Set problem |
Send back the entries below exactly as they appear.

Rows |
↓↓↓
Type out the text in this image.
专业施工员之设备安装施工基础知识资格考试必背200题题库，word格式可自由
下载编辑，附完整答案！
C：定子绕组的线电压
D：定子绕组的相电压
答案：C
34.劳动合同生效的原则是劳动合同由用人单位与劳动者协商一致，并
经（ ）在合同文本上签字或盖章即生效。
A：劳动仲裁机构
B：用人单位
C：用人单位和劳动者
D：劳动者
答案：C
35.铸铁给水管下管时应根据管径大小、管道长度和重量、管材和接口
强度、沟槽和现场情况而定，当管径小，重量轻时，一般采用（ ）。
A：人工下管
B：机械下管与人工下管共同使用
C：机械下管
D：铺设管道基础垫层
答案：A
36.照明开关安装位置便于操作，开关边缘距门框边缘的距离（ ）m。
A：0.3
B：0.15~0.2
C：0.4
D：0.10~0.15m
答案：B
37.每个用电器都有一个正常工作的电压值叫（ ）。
↑↑↑
Correct response |
Type out the text in this image.
专业施工员之设备安装施工基础知识资格考试必背200题题库，word格式可自由
下载编辑，附完整答案！
C：定子绕组的线电压
D：定子绕组的相电压
答案：C
34.劳动合同生效的原则是劳动合同由用人单位与劳动者协商一致，并
经（ ）在合同文本上签字或盖章即生效。
A：劳动仲裁机构
B：用人单位
C：用人单位和劳动者
D：劳动者
答案：C
35.铸铁给水管下管时应根据管径大小、管道长度和重量、管材和接口
强度、沟槽和现场情况而定，当管径小，重量轻时，一般采用（ ）。
A：人工下管
B：机械下管与人工下管共同使用
C：机械下管
D：铺设管道基础垫层
答案：A
36.照明开关安装位置便于操作，开关边缘距门框边缘的距离（ ）m。
A：0.3
B：0.15~0.2
C：0.4
D：0.10~0.15m
答案：B
37.每个用电器都有一个正常工作的电压值叫（ ）。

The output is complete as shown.